■ Short exercise
Transcribe all records exactly.

■ Entries provided
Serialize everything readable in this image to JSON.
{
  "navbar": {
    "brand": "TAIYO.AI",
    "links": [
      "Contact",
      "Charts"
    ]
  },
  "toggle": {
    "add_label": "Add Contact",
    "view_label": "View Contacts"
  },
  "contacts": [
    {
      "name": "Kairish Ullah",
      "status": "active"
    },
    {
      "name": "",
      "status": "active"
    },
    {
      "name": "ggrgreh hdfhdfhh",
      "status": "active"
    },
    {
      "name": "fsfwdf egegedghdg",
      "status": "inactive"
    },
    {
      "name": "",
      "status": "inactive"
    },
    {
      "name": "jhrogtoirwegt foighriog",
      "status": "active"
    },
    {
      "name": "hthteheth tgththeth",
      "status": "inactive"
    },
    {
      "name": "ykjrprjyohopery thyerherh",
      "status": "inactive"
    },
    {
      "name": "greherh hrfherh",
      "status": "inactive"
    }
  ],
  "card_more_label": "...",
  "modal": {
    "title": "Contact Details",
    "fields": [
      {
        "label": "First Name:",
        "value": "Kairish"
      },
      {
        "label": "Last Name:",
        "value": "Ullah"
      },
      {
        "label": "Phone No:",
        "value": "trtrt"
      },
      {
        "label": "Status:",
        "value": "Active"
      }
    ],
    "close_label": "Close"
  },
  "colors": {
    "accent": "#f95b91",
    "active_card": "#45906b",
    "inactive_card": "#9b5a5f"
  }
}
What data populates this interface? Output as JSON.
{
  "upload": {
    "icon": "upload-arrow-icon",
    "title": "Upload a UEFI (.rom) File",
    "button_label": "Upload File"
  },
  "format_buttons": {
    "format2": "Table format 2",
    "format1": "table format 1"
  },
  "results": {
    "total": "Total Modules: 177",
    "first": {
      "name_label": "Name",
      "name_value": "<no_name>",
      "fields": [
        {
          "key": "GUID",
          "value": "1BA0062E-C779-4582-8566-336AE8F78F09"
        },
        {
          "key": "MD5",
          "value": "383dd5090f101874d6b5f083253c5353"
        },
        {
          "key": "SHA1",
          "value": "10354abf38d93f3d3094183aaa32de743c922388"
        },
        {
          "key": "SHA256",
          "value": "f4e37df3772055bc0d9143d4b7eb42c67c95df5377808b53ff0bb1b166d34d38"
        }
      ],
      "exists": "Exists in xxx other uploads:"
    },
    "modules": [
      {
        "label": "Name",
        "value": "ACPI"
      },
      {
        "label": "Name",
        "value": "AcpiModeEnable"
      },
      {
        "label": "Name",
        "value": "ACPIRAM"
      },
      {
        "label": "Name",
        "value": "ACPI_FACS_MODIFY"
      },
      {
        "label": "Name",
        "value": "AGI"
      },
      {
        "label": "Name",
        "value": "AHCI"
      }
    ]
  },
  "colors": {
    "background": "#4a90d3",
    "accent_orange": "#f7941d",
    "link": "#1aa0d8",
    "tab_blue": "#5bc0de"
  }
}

■ Output
Serialize everything readable in this image to JSON.
{
  "navbar": {
    "brand": "TAIYO.AI",
    "links": [
      "Contact",
      "Charts"
    ]
  },
  "toggle": {
    "add_label": "Add Contact",
    "view_label": "View Contacts"
  },
  "contacts": [
    {
      "name": "Kairish Ullah",
      "status": "active"
    },
    {
      "name": "",
      "status": "active"
    },
    {
      "name": "ggrgreh hdfhdfhh",
      "status": "active"
    },
    {
      "name": "fsfwdf egegedghdg",
      "status": "inactive"
    },
    {
      "name": "",
      "status": "inactive"
    },
    {
      "name": "jhrogtoirwegt foighriog",
      "status": "active"
    },
    {
      "name": "hthteheth tgththeth",
      "status": "inactive"
    },
    {
      "name": "ykjrprjyohopery thyerherh",
      "status": "inactive"
    },
    {
      "name": "greherh hrfherh",
      "status": "inactive"
    }
  ],
  "card_more_label": "...",
  "modal": {
    "title": "Contact Details",
    "fields": [
      {
        "label": "First Name:",
        "value": "Kairish"
      },
      {
        "label": "Last Name:",
        "value": "Ullah"
      },
      {
        "label": "Phone No:",
        "value": "trtrt"
      },
      {
        "label": "Status:",
        "value": "Active"
      }
    ],
    "close_label": "Close"
  },
  "colors": {
    "accent": "#f95b91",
    "active_card": "#45906b",
    "inactive_card": "#9b5a5f"
  }
}
What data populates this interface? Output as JSON.
{
  "upload": {
    "icon": "upload-arrow-icon",
    "title": "Upload a UEFI (.rom) File",
    "button_label": "Upload File"
  },
  "format_buttons": {
    "format2": "Table format 2",
    "format1": "table format 1"
  },
  "results": {
    "total": "Total Modules: 177",
    "first": {
      "name_label": "Name",
      "name_value": "<no_name>",
      "fields": [
        {
          "key": "GUID",
          "value": "1BA0062E-C779-4582-8566-336AE8F78F09"
        },
        {
          "key": "MD5",
          "value": "383dd5090f101874d6b5f083253c5353"
        },
        {
          "key": "SHA1",
          "value": "10354abf38d93f3d3094183aaa32de743c922388"
        },
        {
          "key": "SHA256",
          "value": "f4e37df3772055bc0d9143d4b7eb42c67c95df5377808b53ff0bb1b166d34d38"
        }
      ],
      "exists": "Exists in xxx other uploads:"
    },
    "modules": [
      {
        "label": "Name",
        "value": "ACPI"
      },
      {
        "label": "Name",
        "value": "AcpiModeEnable"
      },
      {
        "label": "Name",
        "value": "ACPIRAM"
      },
      {
        "label": "Name",
        "value": "ACPI_FACS_MODIFY"
      },
      {
        "label": "Name",
        "value": "AGI"
      },
      {
        "label": "Name",
        "value": "AHCI"
      }
    ]
  },
  "colors": {
    "background": "#4a90d3",
    "accent_orange": "#f7941d",
    "link": "#1aa0d8",
    "tab_blue": "#5bc0de"
  }
}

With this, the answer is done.